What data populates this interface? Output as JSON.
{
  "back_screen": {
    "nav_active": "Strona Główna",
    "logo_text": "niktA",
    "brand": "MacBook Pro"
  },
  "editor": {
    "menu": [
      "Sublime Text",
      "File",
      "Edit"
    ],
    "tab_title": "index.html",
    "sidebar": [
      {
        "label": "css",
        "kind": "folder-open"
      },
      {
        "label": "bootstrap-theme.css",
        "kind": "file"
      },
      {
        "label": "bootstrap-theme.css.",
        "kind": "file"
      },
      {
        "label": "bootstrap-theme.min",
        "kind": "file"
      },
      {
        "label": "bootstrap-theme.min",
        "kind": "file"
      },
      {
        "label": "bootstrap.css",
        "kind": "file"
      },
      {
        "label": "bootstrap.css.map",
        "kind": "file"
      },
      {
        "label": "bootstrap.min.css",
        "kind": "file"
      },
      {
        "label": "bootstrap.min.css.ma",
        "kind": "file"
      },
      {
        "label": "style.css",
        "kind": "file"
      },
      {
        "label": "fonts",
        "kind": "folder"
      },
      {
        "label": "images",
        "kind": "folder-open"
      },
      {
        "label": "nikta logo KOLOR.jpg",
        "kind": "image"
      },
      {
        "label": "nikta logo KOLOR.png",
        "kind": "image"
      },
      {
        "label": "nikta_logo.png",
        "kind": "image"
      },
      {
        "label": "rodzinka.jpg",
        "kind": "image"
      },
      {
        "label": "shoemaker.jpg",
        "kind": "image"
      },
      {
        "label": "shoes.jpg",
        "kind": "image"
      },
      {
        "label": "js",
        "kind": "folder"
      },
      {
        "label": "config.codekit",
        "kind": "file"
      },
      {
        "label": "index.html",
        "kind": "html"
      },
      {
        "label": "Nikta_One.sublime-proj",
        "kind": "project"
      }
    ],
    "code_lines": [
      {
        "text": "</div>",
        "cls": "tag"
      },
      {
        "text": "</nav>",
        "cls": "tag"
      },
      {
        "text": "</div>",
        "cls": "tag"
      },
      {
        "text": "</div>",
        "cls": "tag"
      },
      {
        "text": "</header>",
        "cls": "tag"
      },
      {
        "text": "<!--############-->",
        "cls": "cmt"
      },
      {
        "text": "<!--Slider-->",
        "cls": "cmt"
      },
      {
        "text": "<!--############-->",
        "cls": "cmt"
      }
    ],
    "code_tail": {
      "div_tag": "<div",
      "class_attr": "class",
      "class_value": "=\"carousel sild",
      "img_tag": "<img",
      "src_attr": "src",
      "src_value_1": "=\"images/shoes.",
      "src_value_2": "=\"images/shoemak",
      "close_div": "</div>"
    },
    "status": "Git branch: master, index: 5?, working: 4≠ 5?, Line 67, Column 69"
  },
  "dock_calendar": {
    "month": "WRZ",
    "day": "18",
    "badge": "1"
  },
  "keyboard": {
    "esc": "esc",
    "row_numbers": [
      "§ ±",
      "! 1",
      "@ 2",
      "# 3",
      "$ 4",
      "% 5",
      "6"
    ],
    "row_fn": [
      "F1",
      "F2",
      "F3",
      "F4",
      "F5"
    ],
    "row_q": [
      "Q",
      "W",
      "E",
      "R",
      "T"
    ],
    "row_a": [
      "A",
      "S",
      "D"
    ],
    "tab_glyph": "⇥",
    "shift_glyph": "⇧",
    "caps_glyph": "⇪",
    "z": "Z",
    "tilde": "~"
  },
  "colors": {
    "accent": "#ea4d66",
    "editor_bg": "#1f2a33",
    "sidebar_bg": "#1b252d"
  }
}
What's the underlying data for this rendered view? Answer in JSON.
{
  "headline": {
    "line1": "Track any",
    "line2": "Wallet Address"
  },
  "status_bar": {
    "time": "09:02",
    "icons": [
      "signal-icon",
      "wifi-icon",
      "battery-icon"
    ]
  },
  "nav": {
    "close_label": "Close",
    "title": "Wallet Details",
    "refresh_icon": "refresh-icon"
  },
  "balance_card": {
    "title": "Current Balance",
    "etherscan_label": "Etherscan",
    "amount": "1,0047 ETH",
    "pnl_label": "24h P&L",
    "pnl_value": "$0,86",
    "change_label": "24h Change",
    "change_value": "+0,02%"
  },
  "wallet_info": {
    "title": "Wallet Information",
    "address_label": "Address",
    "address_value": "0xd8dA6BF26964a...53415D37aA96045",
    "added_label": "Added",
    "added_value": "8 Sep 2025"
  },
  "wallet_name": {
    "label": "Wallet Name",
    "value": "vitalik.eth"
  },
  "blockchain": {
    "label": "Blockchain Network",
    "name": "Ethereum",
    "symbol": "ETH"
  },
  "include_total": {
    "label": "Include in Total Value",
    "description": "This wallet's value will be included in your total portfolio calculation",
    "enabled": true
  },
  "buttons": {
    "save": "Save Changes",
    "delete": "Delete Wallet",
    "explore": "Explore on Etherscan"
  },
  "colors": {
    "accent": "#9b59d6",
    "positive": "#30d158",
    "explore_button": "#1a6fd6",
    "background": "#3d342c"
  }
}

---*---

Return each line in the records that holds the string "Etherscan".

**EXPECTED ANSWER**
    "etherscan_label": "Etherscan",
    "explore": "Explore on Etherscan"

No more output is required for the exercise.